Copy out all the entries exactly.

+ + + + +

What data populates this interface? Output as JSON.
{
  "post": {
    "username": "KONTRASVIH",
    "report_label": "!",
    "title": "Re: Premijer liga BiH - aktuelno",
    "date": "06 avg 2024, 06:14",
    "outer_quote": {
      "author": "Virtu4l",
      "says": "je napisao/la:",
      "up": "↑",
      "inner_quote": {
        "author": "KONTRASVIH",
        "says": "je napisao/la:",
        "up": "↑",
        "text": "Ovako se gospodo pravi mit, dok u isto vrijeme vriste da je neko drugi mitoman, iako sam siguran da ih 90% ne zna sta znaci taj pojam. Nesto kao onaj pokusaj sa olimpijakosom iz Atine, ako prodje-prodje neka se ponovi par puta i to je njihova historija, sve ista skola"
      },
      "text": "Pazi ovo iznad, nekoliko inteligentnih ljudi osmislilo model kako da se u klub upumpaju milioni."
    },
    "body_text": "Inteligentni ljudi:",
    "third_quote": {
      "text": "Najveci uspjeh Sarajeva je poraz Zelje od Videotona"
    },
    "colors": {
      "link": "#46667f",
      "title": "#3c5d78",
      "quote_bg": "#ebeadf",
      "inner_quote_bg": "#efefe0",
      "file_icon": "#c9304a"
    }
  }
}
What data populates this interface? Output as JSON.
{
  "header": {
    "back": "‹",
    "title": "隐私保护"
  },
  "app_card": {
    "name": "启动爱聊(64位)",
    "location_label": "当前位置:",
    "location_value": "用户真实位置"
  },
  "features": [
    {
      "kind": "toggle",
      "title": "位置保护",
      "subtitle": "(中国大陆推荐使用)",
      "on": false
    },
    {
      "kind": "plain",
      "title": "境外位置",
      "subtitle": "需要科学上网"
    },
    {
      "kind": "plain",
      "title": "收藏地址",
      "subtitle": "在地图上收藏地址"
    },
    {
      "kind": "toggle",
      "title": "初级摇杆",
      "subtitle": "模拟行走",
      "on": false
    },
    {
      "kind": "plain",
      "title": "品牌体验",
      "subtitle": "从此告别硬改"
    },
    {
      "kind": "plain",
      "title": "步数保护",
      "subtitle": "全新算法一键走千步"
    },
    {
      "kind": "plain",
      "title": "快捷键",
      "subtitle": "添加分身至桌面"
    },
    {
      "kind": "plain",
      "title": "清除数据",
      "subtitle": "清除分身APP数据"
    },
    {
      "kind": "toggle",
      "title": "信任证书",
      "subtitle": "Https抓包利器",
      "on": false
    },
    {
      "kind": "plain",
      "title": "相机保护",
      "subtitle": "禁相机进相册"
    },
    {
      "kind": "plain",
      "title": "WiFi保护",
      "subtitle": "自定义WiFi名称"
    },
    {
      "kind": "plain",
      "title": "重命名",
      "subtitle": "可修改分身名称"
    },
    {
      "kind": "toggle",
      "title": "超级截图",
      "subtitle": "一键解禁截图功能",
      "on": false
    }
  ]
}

+ + + + +

FINISHED TASK
What data populates this interface? Output as JSON.
{
  "post": {
    "username": "KONTRASVIH",
    "report_label": "!",
    "title": "Re: Premijer liga BiH - aktuelno",
    "date": "06 avg 2024, 06:14",
    "outer_quote": {
      "author": "Virtu4l",
      "says": "je napisao/la:",
      "up": "↑",
      "inner_quote": {
        "author": "KONTRASVIH",
        "says": "je napisao/la:",
        "up": "↑",
        "text": "Ovako se gospodo pravi mit, dok u isto vrijeme vriste da je neko drugi mitoman, iako sam siguran da ih 90% ne zna sta znaci taj pojam. Nesto kao onaj pokusaj sa olimpijakosom iz Atine, ako prodje-prodje neka se ponovi par puta i to je njihova historija, sve ista skola"
      },
      "text": "Pazi ovo iznad, nekoliko inteligentnih ljudi osmislilo model kako da se u klub upumpaju milioni."
    },
    "body_text": "Inteligentni ljudi:",
    "third_quote": {
      "text": "Najveci uspjeh Sarajeva je poraz Zelje od Videotona"
    },
    "colors": {
      "link": "#46667f",
      "title": "#3c5d78",
      "quote_bg": "#ebeadf",
      "inner_quote_bg": "#efefe0",
      "file_icon": "#c9304a"
    }
  }
}
What data populates this interface? Output as JSON.
{
  "header": {
    "back": "‹",
    "title": "隐私保护"
  },
  "app_card": {
    "name": "启动爱聊(64位)",
    "location_label": "当前位置:",
    "location_value": "用户真实位置"
  },
  "features": [
    {
      "kind": "toggle",
      "title": "位置保护",
      "subtitle": "(中国大陆推荐使用)",
      "on": false
    },
    {
      "kind": "plain",
      "title": "境外位置",
      "subtitle": "需要科学上网"
    },
    {
      "kind": "plain",
      "title": "收藏地址",
      "subtitle": "在地图上收藏地址"
    },
    {
      "kind": "toggle",
      "title": "初级摇杆",
      "subtitle": "模拟行走",
      "on": false
    },
    {
      "kind": "plain",
      "title": "品牌体验",
      "subtitle": "从此告别硬改"
    },
    {
      "kind": "plain",
      "title": "步数保护",
      "subtitle": "全新算法一键走千步"
    },
    {
      "kind": "plain",
      "title": "快捷键",
      "subtitle": "添加分身至桌面"
    },
    {
      "kind": "plain",
      "title": "清除数据",
      "subtitle": "清除分身APP数据"
    },
    {
      "kind": "toggle",
      "title": "信任证书",
      "subtitle": "Https抓包利器",
      "on": false
    },
    {
      "kind": "plain",
      "title": "相机保护",
      "subtitle": "禁相机进相册"
    },
    {
      "kind": "plain",
      "title": "WiFi保护",
      "subtitle": "自定义WiFi名称"
    },
    {
      "kind": "plain",
      "title": "重命名",
      "subtitle": "可修改分身名称"
    },
    {
      "kind": "toggle",
      "title": "超级截图",
      "subtitle": "一键解禁截图功能",
      "on": false
    }
  ]
}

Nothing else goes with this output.